**** MATERIAL TO PROCESS ****

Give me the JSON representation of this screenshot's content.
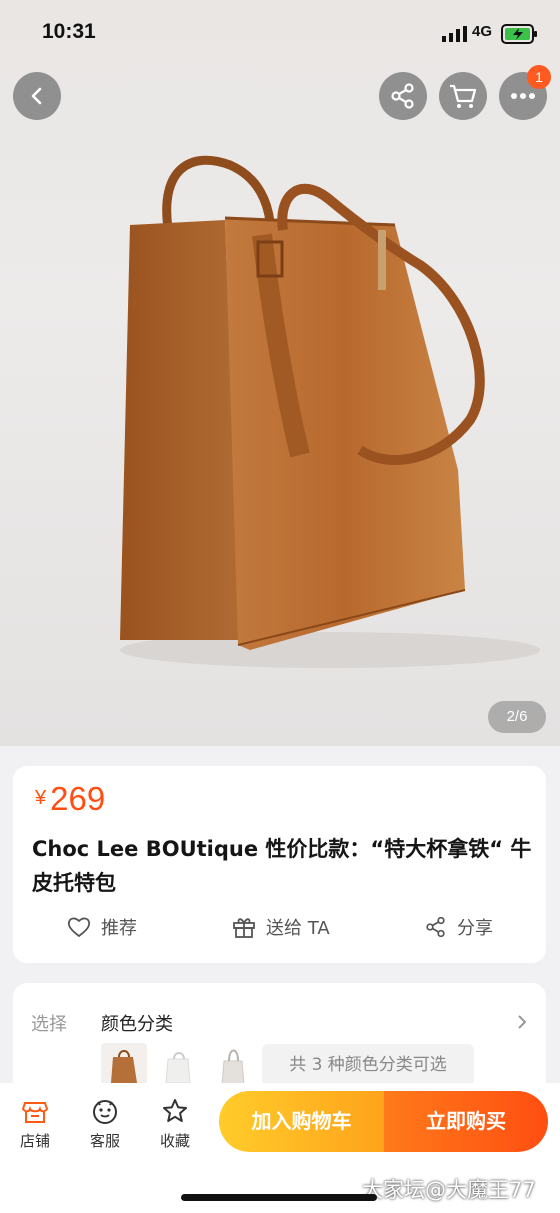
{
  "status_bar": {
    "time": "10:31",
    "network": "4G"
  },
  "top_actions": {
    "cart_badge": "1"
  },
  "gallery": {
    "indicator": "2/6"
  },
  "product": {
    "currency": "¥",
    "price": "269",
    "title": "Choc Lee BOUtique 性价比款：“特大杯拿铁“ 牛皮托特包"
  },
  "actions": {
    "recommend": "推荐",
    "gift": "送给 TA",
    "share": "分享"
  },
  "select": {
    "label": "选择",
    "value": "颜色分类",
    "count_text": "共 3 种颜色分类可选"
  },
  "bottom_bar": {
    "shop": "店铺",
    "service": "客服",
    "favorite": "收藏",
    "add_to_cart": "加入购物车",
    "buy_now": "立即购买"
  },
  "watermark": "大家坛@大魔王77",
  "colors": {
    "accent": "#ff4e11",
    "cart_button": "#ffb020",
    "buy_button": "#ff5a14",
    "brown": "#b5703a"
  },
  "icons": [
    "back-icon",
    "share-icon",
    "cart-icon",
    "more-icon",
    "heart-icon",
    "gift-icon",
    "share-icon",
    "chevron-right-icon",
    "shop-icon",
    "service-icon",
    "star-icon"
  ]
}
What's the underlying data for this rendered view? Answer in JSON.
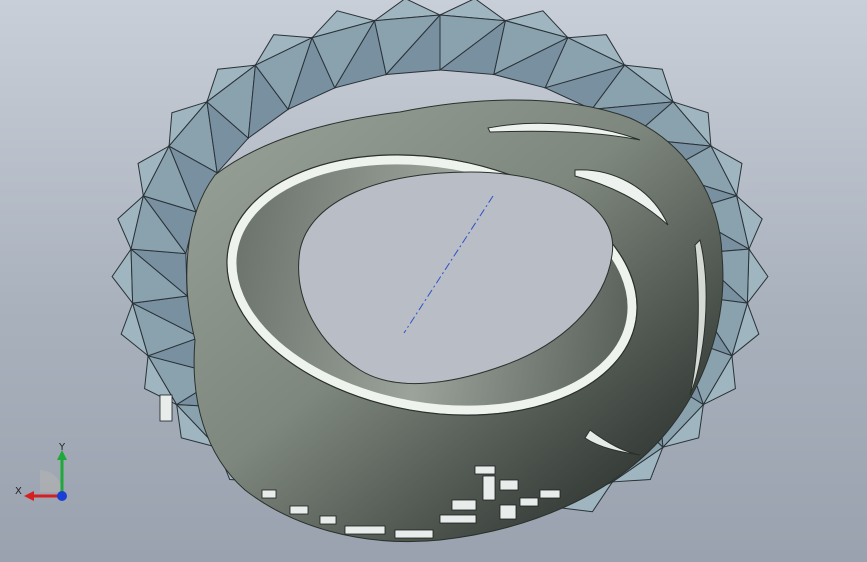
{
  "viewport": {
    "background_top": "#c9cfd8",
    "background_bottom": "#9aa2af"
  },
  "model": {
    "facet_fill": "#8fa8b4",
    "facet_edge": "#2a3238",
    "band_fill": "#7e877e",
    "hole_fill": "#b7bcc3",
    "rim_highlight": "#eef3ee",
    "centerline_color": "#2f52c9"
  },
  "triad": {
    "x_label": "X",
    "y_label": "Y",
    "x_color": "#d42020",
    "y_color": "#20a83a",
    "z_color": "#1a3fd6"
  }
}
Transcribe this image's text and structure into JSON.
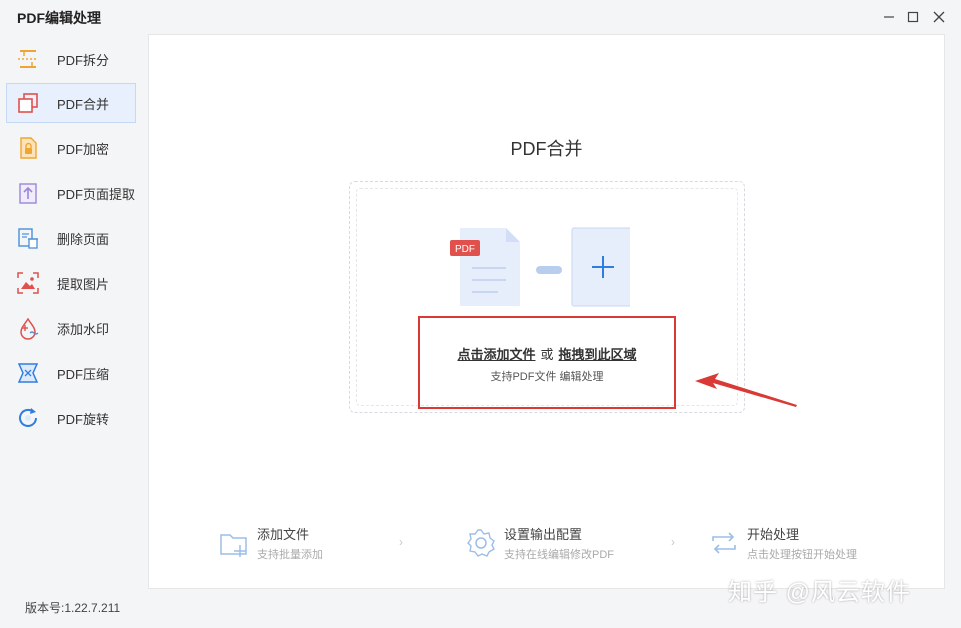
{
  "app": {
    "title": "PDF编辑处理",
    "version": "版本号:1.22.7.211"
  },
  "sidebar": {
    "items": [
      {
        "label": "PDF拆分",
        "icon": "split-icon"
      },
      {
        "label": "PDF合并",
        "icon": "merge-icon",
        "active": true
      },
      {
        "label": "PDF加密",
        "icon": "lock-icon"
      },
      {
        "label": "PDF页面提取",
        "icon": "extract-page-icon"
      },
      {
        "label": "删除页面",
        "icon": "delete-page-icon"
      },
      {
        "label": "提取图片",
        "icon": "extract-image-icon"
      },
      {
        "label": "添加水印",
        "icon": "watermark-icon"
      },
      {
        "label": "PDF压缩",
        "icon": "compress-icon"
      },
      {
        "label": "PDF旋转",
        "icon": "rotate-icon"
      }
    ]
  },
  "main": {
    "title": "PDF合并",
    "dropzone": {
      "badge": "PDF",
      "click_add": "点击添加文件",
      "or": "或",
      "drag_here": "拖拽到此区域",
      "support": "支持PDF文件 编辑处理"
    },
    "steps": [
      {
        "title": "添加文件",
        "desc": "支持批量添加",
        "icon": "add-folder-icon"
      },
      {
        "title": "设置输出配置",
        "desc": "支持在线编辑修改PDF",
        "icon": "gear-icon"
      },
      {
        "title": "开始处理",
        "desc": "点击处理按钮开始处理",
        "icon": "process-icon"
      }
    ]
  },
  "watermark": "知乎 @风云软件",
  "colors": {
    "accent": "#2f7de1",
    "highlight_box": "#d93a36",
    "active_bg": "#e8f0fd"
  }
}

****

EXERCISE DIRECTIONS: Pick out all lines from the data above in which the word "extract" appears.

OUTPUT FOR THIS TASK:
        "icon": "extract-page-icon"
        "icon": "extract-image-icon"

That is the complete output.